LATIHAN TERTULIS 1 ▸
Sajikan baris-baris dari catatan sebagai daftar bernomor tanpa baris kosong: mulailah pada baris yang memuat "diameter-line-400 bbox=[323, 116, 502, 658]" dan berhentilah setelah baris yang memuat "diameter-line-560 bbox=[406, 116, 761, 658]", dengan kedua baris itu ikut disertakan.

DOKUMEN SUMBER ▸
Perjalanan 11 Hari Boy Uwuratuw Keliling Pulau-pulau di Tanimbar   - Perjuangan Bertemu Masyarakat di Tengah Ketertinggalan & Miskin Ekstrim

Perjalanan 11 Hari Boy Uwuratuw Keliling Pulau-pulau di Tanimbar - Perjuangan Bertemu Masyarakat di Tengah Ketertinggalan & Miskin Ekstrim

Oleh : Avo Fenan - Wartawan Suara Reformasi

SENIN, 28 Agustus 2023, menjadi titik awal sekaligus kesempatan yang sangat istimewa bagi seorang Dokter Ahli Bedah terkemuka di Makasar, Dokter Julianus Aboyaman Uwuratuw

untuk bisa turun dan melihat langsung desa-desa di Kabupaten Kepulauan Tanimbar (KKT) yang berada pada pulau-pulau yang cukup jauh dari ibu kota Negeri Duan Lolat. 

Setelah sehari sebelumnya, Dokter Boy, begitu dirinya disapa merampungkan lawatan tuk bertemu masyarakat dan para relawannya pada Kecamatan Wertamrian dan sebagian RBU pada Tiga Jiku (Marantutul, Wermatang, Otemer) dan Desa Makatian (Pulau Sendiri), Kecamatan Wermaktian. Dirinya bersama tim RBU kabupaten dengan menumpang KC.Tutukratu kembali membelah lautan tuk singgahi, bahkan bermalam pada desa-desa pada Kecamatan Wuarlabobar, Molumaru dan Fordata. 

Perjalanan panjang anak Tanimbar yang lahir dari pasangan suami Istri Gotlif Uwuratuw dan Yohana Masela ini, banyak menemui kenyataan tentang potret kekinian kondisi rakyat Tanimbar yang mendiami pulau-pulau yang berada jauh dari pusat pemerintahan kabupaten.

Saat fajar menyingsing dan langit mulai tersorot keemasan, tim Relawan Boy Uwuratuw kabupaten bersama Dokter Boy memulai hari dengan rasa syukur dan optimisme untuk turun berjumpa dengan masyarakat serta para relawan.

LATIHAN TERTULIS 2 ▸
Teruskan tulisan tentang perjalanan Dokter Boy Uwuratuw keliling pulau-pulau di Tanimbar, dimulai setelah kalimat terakhirnya.

CATATAN MASUKAN ▸
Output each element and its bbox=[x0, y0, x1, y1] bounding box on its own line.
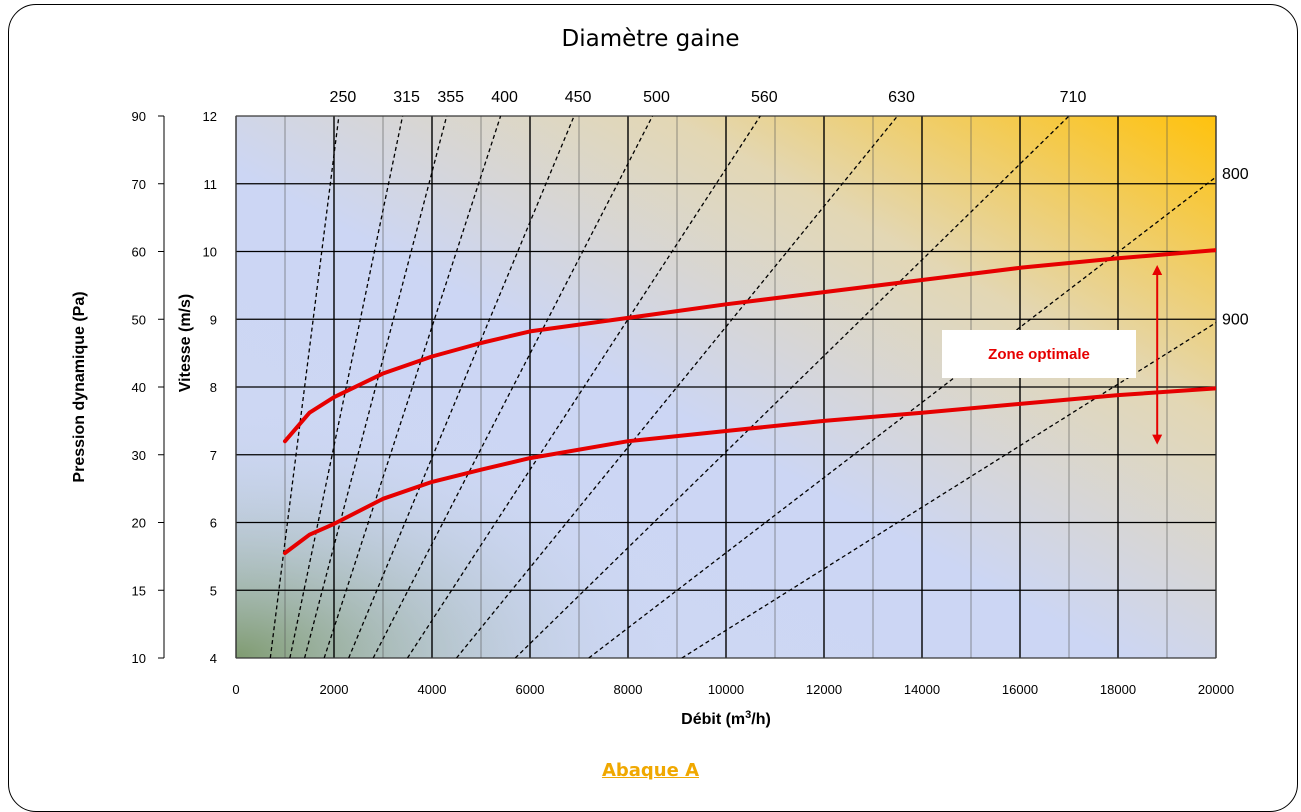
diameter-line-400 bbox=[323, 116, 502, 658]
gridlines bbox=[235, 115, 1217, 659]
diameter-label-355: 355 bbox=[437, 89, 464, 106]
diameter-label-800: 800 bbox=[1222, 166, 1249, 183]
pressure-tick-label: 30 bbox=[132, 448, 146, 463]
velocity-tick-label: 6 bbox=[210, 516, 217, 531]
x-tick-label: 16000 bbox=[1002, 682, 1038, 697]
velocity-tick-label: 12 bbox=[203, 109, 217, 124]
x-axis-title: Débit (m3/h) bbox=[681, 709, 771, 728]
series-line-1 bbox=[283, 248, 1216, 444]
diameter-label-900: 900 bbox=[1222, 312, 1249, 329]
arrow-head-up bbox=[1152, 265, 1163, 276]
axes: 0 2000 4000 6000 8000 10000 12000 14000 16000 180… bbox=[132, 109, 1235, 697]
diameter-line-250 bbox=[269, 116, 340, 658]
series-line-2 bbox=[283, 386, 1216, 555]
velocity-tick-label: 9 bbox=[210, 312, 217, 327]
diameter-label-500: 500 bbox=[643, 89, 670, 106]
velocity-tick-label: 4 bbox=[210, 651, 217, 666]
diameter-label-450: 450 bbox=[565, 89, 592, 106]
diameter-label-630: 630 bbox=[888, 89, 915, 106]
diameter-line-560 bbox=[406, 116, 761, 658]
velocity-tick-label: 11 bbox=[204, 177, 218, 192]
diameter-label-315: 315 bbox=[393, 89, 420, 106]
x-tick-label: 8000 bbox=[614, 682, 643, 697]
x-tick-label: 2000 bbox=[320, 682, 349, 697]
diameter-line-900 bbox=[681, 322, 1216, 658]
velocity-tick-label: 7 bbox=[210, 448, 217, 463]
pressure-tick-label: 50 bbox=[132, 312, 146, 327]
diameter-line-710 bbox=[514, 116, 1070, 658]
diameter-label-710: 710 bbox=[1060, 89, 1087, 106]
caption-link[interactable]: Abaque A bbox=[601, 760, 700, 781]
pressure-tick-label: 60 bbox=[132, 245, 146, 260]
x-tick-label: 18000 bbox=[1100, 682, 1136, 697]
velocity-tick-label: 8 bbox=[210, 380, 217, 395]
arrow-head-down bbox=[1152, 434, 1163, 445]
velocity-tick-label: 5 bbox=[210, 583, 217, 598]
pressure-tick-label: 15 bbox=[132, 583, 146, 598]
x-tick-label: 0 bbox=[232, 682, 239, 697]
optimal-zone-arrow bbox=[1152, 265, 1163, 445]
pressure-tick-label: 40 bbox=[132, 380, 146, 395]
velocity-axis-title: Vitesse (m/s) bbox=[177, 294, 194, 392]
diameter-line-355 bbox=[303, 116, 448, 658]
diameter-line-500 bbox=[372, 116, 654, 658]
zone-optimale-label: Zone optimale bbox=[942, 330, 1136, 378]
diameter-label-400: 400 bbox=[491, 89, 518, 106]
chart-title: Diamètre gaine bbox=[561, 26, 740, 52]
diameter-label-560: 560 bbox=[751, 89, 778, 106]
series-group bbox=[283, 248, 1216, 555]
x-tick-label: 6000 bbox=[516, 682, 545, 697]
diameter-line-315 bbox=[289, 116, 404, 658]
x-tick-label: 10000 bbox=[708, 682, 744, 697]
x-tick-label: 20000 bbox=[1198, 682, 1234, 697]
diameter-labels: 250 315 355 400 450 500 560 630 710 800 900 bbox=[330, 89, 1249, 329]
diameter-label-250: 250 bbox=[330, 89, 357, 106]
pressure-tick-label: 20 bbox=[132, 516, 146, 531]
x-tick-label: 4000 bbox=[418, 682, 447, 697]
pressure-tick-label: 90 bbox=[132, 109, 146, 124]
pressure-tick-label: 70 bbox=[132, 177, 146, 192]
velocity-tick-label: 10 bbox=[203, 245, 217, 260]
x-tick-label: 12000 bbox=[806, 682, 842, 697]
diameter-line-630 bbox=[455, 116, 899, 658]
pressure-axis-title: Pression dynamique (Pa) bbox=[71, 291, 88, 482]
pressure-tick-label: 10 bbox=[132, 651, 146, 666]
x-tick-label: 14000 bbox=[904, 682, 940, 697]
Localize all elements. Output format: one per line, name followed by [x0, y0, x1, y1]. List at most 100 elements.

HASIL TUGAS 1 ▸
1. diameter-line-400 bbox=[323, 116, 502, 658]
2. gridlines bbox=[235, 115, 1217, 659]
3. diameter-label-355: 355 bbox=[437, 89, 464, 106]
4. diameter-label-800: 800 bbox=[1222, 166, 1249, 183]
5. pressure-tick-label: 30 bbox=[132, 448, 146, 463]
6. velocity-tick-label: 6 bbox=[210, 516, 217, 531]
7. x-tick-label: 16000 bbox=[1002, 682, 1038, 697]
8. velocity-tick-label: 12 bbox=[203, 109, 217, 124]
9. x-axis-title: Débit (m3/h) bbox=[681, 709, 771, 728]
10. series-line-1 bbox=[283, 248, 1216, 444]
11. diameter-label-900: 900 bbox=[1222, 312, 1249, 329]
12. arrow-head-up bbox=[1152, 265, 1163, 276]
13. axes: 0 2000 4000 6000 8000 10000 12000 14000 16000 180… bbox=[132, 109, 1235, 697]
14. diameter-line-250 bbox=[269, 116, 340, 658]
15. series-line-2 bbox=[283, 386, 1216, 555]
16. velocity-tick-label: 9 bbox=[210, 312, 217, 327]
17. diameter-label-500: 500 bbox=[643, 89, 670, 106]
18. velocity-tick-label: 4 bbox=[210, 651, 217, 666]
19. diameter-label-450: 450 bbox=[565, 89, 592, 106]
20. diameter-label-630: 630 bbox=[888, 89, 915, 106]
21. diameter-line-560 bbox=[406, 116, 761, 658]

HASIL TUGAS 2 ▸
Data dari Badan Statistik dapat memberi kita gambaran tentang kemiskinan di Negeri Duan Lolat ini. Tergambar jelas dalam setiap rilis yang dikeluarkan oleh BPS dan publik bisa mengetahui pasti tentang posisi KKT yang berada pada daerah penyumbang penduduk miskin terbanyak di Provinsi Maluku dan juga tercatat sebagai daerah dengan kemiskinan ekstrim nomor kedua terakhir setelah Maluku Barat Daya (MBD). Namun sayangnya, BPS tidak menceritakan seluruh kisah. Untuk memahami dampak sebenarnya dari kemiskinan, kita perlu mendengar dari mereka yang hidup di tengah-tengahnya dan hal itu dilakukan oleh Dokter Boy.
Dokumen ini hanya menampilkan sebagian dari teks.